[BRANO SCELTO]
= = = = = = =

6 giugno 2020
Aggiornato 16:30
MotoGP

Com'è difficile trovare un sostituto per un pilota ammalato!

In poche settimane, il team Tech 3 è costretto a individuare un rimpiazzo per Folger, che si è ritirato. Chi salirà, dunque, sulla seconda Yamaha satellite?

Yonny Hernandez, salito sulla Yamaha satellite del team Tech 3 nei test di Sepang
Yonny Hernandez, salito sulla Yamaha satellite del team Tech 3 nei test di Sepang Michelin

ROMA – La prima corsa contro il tempo, il team Tech 3, è costretto ad affrontarla prima ancora dell'inizio del Mondiale. È quella per trovare un sostituto di Jonas Folger, il pilota che avrebbe dovuto guidare la seconda delle Yamaha satellite, ma che ha gettato la spugna alla vigilia del campionato per colpa di un problema di salute. Lasciando la squadra francese con un sellino improvvisamente libero, ben oltre il normale termine conclusivo del mercato piloti. «Purtroppo siamo a fine gennaio e la maggior parte dei piloti più forti sono già sotto contratto, in Superbike o in Moto2 – racconta il team principal Hervé Poncharal – Ovviamente, senza mancare di rispetto verso nessuno, questa è una M1, che è salita sul podio lo scorso anno. Conosciamo il livello della moto, dobbiamo poter offrire a tutti i nostri partner una soluzione accettabile. Ci sono alcuni piloti che ci stanno chiamando, ma non vogliamo essere presenti sulla griglia tanto per starci, vogliamo una prospettiva stimolante».

Vorrei ma non posso
Nei primi test pre-campionato a Sepang è stato scelto come rimpiazzo Yonny Hernandez, già in MotoGP con le Ducati satellite di Aspar e Pramac, ma anche il colombiano ha ormai altri piani per il resto della stagione: correrà infatti il Mondiale Superbike con il team Pedercini. Un altro dei nomi che sarebbero piaciuti molto al boss transalpino era quello del nostro Michele Pirro, però blindato come collaudatore della Rossa di Borgo Panigale: «Pirro lavora per una casa che ha lottato per l'ultimo campionato del mondo fino all'ultima gara, e leggo sempre che si tratta di una parte essenziale della squadra corse – prosegue Poncharal – Rispetto molto Gigi Dall'Igna e tutta la Ducati e non riesco a immaginare che la Yamaha o il team Tech 3 possano mettere in atto un'aggressione del genere alla loro concorrenza in pista. Per me è importante, nella vita in generale, che quando firmi un documento tu lo legga prima e, se decidi di sottoscriverlo, è perché si tratta della miglior offerta che hai sul tavolo. Se poi si presenta qualcosa di ancora migliore, a volte è troppo tardi».

= = = = = = =

[ESTRATTI DI DATI]
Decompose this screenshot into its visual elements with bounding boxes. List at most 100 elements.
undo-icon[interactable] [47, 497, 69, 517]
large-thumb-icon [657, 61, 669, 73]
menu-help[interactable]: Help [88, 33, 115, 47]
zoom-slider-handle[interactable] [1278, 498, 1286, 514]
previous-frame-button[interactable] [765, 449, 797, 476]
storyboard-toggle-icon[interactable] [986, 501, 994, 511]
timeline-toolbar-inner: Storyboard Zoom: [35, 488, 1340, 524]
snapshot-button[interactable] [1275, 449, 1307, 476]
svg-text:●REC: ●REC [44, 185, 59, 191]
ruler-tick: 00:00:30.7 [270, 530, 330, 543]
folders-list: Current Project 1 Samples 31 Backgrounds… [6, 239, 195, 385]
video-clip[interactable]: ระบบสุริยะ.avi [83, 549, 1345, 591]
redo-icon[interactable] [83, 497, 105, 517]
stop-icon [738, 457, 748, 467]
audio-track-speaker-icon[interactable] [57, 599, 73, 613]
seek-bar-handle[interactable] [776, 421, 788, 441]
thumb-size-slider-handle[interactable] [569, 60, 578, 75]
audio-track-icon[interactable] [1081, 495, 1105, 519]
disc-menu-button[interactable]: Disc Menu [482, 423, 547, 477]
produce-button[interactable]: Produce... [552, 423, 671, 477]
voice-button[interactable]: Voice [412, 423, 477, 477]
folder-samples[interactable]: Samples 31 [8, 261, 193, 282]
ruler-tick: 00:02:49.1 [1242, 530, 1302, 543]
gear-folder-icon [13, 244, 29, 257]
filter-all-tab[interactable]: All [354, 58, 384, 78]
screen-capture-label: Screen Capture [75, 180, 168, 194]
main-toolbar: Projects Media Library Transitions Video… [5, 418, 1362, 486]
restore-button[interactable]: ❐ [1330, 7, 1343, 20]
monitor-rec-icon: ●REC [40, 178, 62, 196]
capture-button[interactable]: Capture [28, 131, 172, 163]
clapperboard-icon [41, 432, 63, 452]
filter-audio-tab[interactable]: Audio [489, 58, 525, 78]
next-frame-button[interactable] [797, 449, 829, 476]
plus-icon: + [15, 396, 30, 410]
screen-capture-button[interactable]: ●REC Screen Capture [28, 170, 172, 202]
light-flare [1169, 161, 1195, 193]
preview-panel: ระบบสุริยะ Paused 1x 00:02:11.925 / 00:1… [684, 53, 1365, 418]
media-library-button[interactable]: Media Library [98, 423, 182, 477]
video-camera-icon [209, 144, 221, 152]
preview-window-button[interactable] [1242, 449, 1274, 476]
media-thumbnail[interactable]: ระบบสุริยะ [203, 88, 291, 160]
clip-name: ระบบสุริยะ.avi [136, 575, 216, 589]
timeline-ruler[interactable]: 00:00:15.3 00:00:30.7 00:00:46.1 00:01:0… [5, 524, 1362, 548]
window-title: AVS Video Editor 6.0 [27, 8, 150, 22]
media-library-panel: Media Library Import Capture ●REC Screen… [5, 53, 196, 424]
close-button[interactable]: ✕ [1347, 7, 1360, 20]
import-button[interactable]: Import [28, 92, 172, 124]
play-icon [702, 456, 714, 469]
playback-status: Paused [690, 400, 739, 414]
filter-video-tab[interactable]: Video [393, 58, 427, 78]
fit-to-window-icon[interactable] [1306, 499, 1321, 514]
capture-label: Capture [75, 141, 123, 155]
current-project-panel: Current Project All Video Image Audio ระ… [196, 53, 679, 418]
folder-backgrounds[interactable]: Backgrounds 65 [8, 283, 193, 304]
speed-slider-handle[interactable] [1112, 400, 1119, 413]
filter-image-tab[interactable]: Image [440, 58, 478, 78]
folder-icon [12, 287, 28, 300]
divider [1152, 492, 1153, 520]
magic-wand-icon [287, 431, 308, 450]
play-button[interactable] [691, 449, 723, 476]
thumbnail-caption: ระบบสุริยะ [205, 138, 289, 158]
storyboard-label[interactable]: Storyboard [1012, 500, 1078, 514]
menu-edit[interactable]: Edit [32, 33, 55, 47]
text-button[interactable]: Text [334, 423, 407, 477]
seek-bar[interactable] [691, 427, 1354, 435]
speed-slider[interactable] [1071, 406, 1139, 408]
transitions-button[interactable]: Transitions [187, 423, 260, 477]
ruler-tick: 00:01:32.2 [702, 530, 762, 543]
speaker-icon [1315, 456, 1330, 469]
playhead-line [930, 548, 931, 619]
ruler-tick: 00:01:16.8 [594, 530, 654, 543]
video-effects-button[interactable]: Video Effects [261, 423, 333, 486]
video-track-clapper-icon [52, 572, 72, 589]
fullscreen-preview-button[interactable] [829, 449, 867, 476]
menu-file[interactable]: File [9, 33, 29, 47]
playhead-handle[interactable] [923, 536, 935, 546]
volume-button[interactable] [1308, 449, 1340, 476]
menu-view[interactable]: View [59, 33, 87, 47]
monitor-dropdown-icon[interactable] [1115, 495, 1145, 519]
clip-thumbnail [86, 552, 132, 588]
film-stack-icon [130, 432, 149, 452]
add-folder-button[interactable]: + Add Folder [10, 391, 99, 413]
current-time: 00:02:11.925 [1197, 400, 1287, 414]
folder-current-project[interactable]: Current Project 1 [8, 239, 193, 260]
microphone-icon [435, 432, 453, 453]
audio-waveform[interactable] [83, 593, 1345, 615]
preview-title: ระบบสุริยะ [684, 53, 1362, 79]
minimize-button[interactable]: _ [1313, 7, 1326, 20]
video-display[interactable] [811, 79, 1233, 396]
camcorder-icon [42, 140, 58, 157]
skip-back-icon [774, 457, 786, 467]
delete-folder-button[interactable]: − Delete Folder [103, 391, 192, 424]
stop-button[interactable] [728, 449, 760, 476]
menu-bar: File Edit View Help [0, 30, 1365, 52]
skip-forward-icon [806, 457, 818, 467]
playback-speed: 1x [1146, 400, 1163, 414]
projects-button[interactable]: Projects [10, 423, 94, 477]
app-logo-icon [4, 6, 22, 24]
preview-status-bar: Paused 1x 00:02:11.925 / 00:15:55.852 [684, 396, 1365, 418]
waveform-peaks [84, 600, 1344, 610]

= = = = = = =

[ESERCIZI DA SVOLGERE]
a: Nell'articolo sul sostituto di Folger, con quale team correrà il Mondiale Superbike Yonny Hernandez?
b: Prosegui l'articolo sul sostituto di Folger partendo da dove si interrompe.

[LE RISPOSTE]
a: Con il team Pedercini.

b:
Dal vivaio
L'altra ipotesi è quella di promuovere un talentino dalla classe di mezzo: «In un mondo ideale mi sarebbe piaciuto prendere un giovane pilota di Moto2, ma anche loro sono sotto contratto. Credo che ce ne sia solo uno completamente libero, Sandro Cortese, perciò la lista è molto corta. Al momento, sto facendo fatica a trovare un nome che mi soddisfi». Il tedesco citato da Poncharal ha infatti perso il posto in Moto2 con il team Kiefer Racing a causa dei problemi finanziari del team, ma non sembrerebbe garantire prestazioni all'altezza. Nel mirino ci sarebbero invece Dominique Aegerter, Hafizh Syahrin ed Hector Barbera, tutti già contrattualizzati, o in alternativa il collaudatore Yamaha Kohta Nozane. Chiunque sarà il prescelto, in ogni caso, il tempo per prendere una decisione inizia a scarseggiare: il team ha infatti più volte chiarito che intende completare la sua coppia di piloti entro il secondo test pre-campionato in programma questo mese in Thailandia.